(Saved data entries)
· · · · · · ·

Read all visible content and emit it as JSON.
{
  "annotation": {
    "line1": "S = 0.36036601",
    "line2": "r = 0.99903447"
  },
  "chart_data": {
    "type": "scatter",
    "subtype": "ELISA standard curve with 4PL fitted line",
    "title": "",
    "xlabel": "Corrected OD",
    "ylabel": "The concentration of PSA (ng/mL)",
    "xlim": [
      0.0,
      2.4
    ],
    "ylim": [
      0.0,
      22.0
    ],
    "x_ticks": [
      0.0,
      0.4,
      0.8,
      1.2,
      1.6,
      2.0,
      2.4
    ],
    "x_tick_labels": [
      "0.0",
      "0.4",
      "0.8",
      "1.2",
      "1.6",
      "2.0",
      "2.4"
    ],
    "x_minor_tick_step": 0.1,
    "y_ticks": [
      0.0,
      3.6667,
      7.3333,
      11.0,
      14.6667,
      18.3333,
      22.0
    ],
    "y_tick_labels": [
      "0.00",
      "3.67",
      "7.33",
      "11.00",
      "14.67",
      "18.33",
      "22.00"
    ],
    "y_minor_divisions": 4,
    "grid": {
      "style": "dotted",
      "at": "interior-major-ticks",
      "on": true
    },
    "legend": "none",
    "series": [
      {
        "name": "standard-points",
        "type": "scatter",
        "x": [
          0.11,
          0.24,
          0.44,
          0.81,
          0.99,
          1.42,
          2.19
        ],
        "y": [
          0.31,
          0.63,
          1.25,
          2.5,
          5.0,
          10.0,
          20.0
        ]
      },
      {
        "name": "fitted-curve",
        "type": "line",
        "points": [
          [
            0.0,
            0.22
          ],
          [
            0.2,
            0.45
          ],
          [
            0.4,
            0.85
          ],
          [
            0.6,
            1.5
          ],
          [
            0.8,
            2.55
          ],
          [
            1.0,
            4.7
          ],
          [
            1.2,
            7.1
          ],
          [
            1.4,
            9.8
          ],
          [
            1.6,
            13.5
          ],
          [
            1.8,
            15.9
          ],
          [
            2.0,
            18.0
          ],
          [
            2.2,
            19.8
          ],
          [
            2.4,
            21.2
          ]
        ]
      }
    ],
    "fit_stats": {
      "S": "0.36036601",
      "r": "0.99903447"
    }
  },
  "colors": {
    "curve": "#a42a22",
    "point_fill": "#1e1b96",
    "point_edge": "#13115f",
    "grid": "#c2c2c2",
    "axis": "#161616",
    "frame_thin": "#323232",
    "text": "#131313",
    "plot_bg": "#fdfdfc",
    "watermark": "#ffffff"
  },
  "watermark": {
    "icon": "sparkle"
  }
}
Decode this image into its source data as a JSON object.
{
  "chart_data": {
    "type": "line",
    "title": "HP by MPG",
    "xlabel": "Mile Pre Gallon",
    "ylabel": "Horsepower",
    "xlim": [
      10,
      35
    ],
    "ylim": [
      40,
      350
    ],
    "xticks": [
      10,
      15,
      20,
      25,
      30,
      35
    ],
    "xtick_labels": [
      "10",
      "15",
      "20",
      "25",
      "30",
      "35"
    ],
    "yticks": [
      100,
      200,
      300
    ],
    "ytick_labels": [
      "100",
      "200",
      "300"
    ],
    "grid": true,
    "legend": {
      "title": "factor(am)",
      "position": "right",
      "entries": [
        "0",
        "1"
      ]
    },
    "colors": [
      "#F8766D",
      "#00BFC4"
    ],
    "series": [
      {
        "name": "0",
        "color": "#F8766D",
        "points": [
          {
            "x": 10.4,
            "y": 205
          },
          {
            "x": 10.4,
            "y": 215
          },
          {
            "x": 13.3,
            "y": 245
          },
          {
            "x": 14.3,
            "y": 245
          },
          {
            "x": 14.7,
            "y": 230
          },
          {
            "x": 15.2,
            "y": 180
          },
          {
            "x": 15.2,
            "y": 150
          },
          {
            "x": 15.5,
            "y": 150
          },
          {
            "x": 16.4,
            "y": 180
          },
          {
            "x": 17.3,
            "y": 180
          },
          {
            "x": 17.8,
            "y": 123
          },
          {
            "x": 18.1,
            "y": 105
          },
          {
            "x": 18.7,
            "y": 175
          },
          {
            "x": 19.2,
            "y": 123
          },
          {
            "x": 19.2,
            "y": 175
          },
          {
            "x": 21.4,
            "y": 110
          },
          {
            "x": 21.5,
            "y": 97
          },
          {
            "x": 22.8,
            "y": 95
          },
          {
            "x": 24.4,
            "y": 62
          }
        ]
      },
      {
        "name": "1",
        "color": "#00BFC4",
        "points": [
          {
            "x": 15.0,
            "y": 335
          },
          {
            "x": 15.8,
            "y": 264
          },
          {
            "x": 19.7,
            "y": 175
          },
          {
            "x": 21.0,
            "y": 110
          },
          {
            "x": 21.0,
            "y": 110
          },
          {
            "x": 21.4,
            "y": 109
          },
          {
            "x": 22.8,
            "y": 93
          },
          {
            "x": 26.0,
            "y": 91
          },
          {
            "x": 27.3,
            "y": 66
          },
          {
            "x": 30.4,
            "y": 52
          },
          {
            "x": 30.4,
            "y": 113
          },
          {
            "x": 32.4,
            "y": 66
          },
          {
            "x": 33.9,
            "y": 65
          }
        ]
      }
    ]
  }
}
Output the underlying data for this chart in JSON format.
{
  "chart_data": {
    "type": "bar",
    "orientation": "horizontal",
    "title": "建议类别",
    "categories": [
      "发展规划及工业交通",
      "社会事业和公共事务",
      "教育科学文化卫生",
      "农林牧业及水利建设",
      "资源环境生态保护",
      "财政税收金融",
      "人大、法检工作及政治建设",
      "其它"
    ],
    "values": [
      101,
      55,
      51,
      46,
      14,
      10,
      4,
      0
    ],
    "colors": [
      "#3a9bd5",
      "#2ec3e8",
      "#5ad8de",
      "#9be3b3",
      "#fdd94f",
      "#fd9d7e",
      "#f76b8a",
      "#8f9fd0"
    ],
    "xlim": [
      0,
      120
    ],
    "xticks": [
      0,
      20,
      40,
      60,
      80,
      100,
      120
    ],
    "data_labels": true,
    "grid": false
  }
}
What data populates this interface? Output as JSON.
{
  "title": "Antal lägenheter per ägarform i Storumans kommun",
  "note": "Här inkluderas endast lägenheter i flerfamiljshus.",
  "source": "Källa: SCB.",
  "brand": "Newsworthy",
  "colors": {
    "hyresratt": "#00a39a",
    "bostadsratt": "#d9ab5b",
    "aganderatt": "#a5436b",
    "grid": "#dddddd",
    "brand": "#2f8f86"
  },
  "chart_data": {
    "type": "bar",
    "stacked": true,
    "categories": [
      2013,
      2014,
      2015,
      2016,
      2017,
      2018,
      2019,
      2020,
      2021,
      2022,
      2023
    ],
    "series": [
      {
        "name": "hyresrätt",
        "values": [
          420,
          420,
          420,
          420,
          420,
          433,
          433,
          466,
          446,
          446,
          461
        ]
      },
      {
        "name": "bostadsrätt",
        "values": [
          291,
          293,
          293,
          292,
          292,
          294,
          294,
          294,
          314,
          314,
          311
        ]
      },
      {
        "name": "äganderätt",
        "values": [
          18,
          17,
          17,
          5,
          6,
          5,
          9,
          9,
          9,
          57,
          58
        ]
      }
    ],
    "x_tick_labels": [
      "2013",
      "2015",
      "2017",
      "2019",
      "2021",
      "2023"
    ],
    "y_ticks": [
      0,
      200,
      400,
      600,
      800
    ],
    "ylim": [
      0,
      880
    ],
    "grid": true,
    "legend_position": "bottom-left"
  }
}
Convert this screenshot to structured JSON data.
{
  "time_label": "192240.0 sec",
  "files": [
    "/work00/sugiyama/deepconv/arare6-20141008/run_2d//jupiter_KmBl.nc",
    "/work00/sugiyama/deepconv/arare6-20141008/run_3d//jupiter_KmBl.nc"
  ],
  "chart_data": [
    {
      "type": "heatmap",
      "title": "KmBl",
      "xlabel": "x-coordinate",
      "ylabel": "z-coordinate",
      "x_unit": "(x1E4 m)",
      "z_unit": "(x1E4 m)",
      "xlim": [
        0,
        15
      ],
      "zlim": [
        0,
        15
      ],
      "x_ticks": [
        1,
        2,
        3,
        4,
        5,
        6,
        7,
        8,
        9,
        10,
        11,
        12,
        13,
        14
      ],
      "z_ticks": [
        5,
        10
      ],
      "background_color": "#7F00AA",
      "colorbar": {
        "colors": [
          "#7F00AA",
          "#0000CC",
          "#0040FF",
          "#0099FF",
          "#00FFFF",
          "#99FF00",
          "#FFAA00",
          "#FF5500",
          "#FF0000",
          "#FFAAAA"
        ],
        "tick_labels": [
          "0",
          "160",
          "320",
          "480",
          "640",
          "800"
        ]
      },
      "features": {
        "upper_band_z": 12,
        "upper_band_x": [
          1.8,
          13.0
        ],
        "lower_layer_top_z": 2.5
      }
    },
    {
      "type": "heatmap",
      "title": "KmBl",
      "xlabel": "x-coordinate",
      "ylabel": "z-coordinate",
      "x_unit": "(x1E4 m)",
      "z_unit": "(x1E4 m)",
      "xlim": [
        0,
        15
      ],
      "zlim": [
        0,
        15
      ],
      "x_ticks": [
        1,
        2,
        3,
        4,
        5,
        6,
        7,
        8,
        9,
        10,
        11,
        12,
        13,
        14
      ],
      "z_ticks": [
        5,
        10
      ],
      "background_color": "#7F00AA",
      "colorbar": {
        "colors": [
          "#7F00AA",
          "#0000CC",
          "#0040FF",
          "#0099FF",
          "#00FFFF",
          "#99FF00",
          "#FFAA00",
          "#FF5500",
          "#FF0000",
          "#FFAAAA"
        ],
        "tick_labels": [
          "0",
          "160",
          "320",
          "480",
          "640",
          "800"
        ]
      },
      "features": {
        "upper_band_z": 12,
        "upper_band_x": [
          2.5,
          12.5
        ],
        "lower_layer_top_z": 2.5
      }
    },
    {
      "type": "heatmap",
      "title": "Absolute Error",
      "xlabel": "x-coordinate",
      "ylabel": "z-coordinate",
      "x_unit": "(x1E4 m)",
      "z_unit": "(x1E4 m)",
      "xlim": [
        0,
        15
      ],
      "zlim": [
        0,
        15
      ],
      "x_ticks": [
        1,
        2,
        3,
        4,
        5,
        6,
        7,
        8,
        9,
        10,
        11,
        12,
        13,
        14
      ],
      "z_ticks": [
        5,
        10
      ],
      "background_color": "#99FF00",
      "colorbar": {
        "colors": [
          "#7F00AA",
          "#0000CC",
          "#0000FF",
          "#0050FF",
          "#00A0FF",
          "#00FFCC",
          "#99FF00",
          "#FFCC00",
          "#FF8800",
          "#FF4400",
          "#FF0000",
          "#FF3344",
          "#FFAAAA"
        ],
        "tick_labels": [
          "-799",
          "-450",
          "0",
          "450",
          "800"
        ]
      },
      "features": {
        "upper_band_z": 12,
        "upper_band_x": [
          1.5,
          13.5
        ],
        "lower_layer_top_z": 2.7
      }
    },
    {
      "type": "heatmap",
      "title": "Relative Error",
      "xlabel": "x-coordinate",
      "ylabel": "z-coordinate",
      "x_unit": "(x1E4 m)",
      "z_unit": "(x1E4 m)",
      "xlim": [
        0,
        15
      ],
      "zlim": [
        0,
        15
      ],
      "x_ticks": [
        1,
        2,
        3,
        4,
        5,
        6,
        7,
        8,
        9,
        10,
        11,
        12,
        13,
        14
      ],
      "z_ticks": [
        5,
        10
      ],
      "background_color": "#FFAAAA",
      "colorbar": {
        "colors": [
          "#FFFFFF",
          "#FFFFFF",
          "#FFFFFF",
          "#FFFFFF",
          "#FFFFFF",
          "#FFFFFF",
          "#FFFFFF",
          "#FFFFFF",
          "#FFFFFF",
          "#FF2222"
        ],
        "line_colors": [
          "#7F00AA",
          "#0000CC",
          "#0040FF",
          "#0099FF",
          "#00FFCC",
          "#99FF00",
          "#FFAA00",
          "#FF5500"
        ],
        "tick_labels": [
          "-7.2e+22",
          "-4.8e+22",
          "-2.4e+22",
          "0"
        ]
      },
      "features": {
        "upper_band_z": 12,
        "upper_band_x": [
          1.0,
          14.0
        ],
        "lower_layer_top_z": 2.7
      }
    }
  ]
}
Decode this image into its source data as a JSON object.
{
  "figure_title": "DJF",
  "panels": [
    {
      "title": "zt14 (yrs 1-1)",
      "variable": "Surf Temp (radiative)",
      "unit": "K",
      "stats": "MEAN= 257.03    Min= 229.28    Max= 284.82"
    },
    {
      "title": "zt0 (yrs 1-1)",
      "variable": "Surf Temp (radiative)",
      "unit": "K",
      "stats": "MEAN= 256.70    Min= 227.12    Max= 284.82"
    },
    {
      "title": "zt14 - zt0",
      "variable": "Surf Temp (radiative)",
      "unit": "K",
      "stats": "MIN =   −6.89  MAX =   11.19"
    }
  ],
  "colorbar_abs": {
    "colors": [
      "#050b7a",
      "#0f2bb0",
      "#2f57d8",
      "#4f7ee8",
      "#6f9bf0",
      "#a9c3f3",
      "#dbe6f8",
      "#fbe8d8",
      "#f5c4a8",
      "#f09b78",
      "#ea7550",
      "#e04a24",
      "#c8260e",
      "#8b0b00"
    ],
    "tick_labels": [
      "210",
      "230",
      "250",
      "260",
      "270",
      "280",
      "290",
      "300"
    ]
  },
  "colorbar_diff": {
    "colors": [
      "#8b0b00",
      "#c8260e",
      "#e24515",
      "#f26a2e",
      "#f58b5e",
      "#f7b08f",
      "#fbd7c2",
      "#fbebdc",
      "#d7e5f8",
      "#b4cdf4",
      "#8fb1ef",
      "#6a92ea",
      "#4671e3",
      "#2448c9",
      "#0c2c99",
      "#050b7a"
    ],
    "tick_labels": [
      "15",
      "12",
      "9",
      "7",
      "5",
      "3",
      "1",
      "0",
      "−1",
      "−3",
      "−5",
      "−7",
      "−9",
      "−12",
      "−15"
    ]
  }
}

· · · · · · ·

### Required work
In the records above, find each line holding "Output" and copy it.

### Task solution
Output the underlying data for this chart in JSON format.
What data populates this interface? Output as JSON.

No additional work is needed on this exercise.